── SUPPLIED MATERIAL

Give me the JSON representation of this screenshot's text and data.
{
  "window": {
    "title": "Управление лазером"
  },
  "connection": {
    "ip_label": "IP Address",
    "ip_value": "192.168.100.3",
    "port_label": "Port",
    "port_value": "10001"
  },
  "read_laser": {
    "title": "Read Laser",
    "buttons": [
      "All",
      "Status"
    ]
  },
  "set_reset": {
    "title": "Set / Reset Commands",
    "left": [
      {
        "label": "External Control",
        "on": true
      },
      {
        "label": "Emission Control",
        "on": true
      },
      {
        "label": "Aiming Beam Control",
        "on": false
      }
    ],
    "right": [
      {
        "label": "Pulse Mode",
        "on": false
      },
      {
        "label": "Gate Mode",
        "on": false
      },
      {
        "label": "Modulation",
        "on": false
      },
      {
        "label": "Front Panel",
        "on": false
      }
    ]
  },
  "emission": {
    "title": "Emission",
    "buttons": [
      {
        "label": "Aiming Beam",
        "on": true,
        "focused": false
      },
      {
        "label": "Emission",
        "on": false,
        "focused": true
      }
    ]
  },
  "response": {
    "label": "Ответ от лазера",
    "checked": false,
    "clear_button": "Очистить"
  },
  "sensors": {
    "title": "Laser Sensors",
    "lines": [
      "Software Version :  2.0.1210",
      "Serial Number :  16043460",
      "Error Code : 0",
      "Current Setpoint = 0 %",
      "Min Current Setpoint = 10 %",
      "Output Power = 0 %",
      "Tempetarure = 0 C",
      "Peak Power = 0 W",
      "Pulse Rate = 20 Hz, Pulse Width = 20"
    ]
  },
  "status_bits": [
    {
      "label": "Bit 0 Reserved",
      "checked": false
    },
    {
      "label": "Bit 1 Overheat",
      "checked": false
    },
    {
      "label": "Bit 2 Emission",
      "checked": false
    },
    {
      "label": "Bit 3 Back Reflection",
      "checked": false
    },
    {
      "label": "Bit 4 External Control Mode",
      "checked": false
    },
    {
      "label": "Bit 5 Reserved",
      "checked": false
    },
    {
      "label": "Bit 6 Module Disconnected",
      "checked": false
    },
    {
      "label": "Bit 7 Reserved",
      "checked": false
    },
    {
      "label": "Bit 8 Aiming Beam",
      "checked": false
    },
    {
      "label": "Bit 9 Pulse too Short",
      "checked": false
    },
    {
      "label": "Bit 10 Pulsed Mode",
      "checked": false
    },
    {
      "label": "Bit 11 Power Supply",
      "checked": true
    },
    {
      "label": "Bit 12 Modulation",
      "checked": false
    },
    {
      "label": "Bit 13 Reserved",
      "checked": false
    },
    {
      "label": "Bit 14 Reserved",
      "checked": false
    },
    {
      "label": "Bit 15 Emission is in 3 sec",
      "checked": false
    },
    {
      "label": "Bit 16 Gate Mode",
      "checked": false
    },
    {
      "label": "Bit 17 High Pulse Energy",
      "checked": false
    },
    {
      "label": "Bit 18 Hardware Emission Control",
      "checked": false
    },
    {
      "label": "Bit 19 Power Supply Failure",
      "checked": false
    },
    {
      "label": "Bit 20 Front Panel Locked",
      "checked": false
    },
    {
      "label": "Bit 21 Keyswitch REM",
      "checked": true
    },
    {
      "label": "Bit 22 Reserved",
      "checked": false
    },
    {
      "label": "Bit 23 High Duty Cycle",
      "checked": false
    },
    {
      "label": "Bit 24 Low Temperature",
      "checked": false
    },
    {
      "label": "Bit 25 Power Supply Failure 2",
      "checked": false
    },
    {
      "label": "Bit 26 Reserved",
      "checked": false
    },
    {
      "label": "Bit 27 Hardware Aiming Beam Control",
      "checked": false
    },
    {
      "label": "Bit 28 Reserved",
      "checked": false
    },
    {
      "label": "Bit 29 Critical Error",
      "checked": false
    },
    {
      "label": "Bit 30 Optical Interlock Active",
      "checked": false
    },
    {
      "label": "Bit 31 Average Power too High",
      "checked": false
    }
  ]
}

────

STATED EXERCISE ▸
Please reproduce each record precisely as written.

EXERCISE SOLUTION ▸
Give me the JSON representation of this screenshot's text and data.
{
  "window": {
    "title": "Управление лазером"
  },
  "connection": {
    "ip_label": "IP Address",
    "ip_value": "192.168.100.3",
    "port_label": "Port",
    "port_value": "10001"
  },
  "read_laser": {
    "title": "Read Laser",
    "buttons": [
      "All",
      "Status"
    ]
  },
  "set_reset": {
    "title": "Set / Reset Commands",
    "left": [
      {
        "label": "External Control",
        "on": true
      },
      {
        "label": "Emission Control",
        "on": true
      },
      {
        "label": "Aiming Beam Control",
        "on": false
      }
    ],
    "right": [
      {
        "label": "Pulse Mode",
        "on": false
      },
      {
        "label": "Gate Mode",
        "on": false
      },
      {
        "label": "Modulation",
        "on": false
      },
      {
        "label": "Front Panel",
        "on": false
      }
    ]
  },
  "emission": {
    "title": "Emission",
    "buttons": [
      {
        "label": "Aiming Beam",
        "on": true,
        "focused": false
      },
      {
        "label": "Emission",
        "on": false,
        "focused": true
      }
    ]
  },
  "response": {
    "label": "Ответ от лазера",
    "checked": false,
    "clear_button": "Очистить"
  },
  "sensors": {
    "title": "Laser Sensors",
    "lines": [
      "Software Version :  2.0.1210",
      "Serial Number :  16043460",
      "Error Code : 0",
      "Current Setpoint = 0 %",
      "Min Current Setpoint = 10 %",
      "Output Power = 0 %",
      "Tempetarure = 0 C",
      "Peak Power = 0 W",
      "Pulse Rate = 20 Hz, Pulse Width = 20"
    ]
  },
  "status_bits": [
    {
      "label": "Bit 0 Reserved",
      "checked": false
    },
    {
      "label": "Bit 1 Overheat",
      "checked": false
    },
    {
      "label": "Bit 2 Emission",
      "checked": false
    },
    {
      "label": "Bit 3 Back Reflection",
      "checked": false
    },
    {
      "label": "Bit 4 External Control Mode",
      "checked": false
    },
    {
      "label": "Bit 5 Reserved",
      "checked": false
    },
    {
      "label": "Bit 6 Module Disconnected",
      "checked": false
    },
    {
      "label": "Bit 7 Reserved",
      "checked": false
    },
    {
      "label": "Bit 8 Aiming Beam",
      "checked": false
    },
    {
      "label": "Bit 9 Pulse too Short",
      "checked": false
    },
    {
      "label": "Bit 10 Pulsed Mode",
      "checked": false
    },
    {
      "label": "Bit 11 Power Supply",
      "checked": true
    },
    {
      "label": "Bit 12 Modulation",
      "checked": false
    },
    {
      "label": "Bit 13 Reserved",
      "checked": false
    },
    {
      "label": "Bit 14 Reserved",
      "checked": false
    },
    {
      "label": "Bit 15 Emission is in 3 sec",
      "checked": false
    },
    {
      "label": "Bit 16 Gate Mode",
      "checked": false
    },
    {
      "label": "Bit 17 High Pulse Energy",
      "checked": false
    },
    {
      "label": "Bit 18 Hardware Emission Control",
      "checked": false
    },
    {
      "label": "Bit 19 Power Supply Failure",
      "checked": false
    },
    {
      "label": "Bit 20 Front Panel Locked",
      "checked": false
    },
    {
      "label": "Bit 21 Keyswitch REM",
      "checked": true
    },
    {
      "label": "Bit 22 Reserved",
      "checked": false
    },
    {
      "label": "Bit 23 High Duty Cycle",
      "checked": false
    },
    {
      "label": "Bit 24 Low Temperature",
      "checked": false
    },
    {
      "label": "Bit 25 Power Supply Failure 2",
      "checked": false
    },
    {
      "label": "Bit 26 Reserved",
      "checked": false
    },
    {
      "label": "Bit 27 Hardware Aiming Beam Control",
      "checked": false
    },
    {
      "label": "Bit 28 Reserved",
      "checked": false
    },
    {
      "label": "Bit 29 Critical Error",
      "checked": false
    },
    {
      "label": "Bit 30 Optical Interlock Active",
      "checked": false
    },
    {
      "label": "Bit 31 Average Power too High",
      "checked": false
    }
  ]
}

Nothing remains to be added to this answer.